◆ EXERCISE DIRECTIONS
Scan the data below and pick out the lines containing the word "name".

• • • •

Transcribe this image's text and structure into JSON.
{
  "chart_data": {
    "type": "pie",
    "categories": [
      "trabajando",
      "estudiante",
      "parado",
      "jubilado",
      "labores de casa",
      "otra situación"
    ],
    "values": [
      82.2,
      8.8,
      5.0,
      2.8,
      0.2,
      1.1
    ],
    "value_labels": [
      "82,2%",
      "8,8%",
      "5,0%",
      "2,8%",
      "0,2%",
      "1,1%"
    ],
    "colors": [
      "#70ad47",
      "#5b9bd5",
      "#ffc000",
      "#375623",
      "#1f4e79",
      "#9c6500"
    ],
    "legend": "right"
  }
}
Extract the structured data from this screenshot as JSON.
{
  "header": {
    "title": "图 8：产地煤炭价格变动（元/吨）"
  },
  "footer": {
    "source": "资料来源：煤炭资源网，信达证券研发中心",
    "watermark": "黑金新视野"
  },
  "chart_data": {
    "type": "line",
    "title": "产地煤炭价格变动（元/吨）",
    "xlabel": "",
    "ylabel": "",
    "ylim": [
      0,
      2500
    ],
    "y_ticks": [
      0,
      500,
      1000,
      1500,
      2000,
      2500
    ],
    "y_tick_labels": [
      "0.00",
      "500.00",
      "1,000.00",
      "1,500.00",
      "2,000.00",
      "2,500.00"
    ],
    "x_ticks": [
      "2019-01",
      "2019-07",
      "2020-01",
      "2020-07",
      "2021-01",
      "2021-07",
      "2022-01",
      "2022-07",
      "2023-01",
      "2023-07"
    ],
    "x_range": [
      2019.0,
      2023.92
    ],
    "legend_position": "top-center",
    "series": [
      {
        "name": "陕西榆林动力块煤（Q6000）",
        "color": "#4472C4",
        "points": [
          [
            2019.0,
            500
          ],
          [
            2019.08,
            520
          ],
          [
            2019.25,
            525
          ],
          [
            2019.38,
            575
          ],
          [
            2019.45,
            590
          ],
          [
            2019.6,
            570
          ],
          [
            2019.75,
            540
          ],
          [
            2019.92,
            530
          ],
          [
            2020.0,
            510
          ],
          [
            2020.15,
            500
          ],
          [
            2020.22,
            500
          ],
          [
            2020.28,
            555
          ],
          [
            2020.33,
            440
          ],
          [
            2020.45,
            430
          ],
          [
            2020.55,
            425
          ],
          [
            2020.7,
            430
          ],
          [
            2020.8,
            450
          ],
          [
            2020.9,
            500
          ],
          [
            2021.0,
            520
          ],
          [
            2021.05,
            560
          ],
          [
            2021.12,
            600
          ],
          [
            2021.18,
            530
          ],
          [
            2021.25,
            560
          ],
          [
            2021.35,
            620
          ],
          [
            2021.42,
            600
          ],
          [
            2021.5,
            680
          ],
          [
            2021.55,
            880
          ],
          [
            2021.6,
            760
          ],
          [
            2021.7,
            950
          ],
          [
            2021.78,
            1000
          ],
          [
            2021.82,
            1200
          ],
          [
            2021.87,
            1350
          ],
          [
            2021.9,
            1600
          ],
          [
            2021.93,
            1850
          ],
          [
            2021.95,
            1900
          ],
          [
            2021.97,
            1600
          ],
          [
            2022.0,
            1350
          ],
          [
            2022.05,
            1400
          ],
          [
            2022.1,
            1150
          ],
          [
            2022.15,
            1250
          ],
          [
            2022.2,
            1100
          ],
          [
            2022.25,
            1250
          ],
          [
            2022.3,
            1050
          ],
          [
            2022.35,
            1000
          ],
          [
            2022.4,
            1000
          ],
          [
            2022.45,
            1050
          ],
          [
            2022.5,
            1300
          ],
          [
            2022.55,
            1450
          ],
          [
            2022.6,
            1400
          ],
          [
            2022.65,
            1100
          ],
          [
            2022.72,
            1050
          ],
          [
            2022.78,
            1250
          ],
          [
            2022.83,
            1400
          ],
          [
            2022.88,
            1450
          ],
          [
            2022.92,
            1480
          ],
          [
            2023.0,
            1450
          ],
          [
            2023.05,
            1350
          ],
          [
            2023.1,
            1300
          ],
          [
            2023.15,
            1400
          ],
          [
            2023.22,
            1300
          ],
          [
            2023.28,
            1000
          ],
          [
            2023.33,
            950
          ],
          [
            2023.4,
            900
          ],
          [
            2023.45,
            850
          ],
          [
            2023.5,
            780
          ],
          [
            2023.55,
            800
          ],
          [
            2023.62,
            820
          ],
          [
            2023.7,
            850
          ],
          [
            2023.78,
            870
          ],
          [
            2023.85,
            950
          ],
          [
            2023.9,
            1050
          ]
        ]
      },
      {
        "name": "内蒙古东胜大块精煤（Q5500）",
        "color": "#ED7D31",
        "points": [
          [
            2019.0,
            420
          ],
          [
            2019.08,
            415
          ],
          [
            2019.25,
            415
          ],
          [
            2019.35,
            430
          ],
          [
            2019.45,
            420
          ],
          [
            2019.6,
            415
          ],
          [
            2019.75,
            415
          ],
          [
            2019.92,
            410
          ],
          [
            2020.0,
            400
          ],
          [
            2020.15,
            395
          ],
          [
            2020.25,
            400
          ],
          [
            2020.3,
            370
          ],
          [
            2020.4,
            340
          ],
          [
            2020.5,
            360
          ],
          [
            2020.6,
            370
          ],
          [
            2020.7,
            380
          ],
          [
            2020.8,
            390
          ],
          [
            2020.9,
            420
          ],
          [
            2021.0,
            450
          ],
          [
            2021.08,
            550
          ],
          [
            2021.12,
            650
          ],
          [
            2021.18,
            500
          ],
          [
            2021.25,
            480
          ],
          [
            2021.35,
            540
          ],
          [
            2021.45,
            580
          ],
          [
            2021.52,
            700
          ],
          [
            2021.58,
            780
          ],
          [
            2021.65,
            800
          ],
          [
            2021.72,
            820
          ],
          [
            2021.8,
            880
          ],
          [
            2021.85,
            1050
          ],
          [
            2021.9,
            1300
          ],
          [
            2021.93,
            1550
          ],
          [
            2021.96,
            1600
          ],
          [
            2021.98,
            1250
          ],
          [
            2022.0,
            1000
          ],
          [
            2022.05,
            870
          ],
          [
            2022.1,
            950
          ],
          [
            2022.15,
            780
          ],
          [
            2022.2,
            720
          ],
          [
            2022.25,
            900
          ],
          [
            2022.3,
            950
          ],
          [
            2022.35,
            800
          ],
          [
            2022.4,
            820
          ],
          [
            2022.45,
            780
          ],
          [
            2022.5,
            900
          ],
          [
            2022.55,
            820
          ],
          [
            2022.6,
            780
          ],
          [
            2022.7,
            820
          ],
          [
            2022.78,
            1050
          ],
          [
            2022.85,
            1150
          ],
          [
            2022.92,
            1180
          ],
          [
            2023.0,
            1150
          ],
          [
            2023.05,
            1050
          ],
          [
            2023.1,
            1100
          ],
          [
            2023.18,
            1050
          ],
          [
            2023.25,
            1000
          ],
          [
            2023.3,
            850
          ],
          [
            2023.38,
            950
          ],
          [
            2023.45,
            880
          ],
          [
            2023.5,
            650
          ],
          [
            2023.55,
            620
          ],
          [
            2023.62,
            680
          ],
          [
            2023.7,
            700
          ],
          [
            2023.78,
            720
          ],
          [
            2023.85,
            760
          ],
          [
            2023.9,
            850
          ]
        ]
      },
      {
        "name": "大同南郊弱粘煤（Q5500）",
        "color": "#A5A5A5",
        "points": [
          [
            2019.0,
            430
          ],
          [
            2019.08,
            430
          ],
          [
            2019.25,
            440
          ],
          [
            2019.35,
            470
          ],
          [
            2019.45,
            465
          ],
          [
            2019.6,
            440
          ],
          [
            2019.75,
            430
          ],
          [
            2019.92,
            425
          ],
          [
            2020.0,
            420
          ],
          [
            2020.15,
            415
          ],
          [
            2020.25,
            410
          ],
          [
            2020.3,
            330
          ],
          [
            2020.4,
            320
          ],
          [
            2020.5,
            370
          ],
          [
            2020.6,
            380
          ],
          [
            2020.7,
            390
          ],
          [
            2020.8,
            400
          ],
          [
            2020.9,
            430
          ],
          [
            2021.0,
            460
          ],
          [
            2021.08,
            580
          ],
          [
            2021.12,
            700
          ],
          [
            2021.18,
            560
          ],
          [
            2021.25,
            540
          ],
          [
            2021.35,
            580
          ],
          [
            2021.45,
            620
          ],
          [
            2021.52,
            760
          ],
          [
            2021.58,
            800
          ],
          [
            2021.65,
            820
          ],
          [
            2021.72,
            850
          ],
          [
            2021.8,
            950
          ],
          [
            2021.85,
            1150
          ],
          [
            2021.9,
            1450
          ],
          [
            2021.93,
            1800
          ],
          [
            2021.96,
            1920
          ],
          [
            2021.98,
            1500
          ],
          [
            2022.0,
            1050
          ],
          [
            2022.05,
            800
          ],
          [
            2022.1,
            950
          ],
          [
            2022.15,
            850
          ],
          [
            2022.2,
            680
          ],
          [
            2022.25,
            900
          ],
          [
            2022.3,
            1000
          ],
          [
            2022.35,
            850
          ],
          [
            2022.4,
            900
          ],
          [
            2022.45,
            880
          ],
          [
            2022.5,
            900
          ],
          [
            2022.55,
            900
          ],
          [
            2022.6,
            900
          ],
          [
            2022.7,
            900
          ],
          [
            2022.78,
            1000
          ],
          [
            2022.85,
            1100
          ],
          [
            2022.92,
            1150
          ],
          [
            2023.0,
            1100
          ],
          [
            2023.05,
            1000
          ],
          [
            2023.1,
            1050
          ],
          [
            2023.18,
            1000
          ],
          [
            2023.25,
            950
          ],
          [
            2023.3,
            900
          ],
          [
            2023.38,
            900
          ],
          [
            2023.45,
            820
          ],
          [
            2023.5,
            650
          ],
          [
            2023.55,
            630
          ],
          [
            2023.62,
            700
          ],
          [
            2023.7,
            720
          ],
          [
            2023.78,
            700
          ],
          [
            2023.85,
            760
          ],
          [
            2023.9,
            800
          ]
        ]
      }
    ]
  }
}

• • • •

◆ ANSWER BELOW
        "name": "陕西榆林动力块煤（Q6000）",
        "name": "内蒙古东胜大块精煤（Q5500）",
        "name": "大同南郊弱粘煤（Q5500）",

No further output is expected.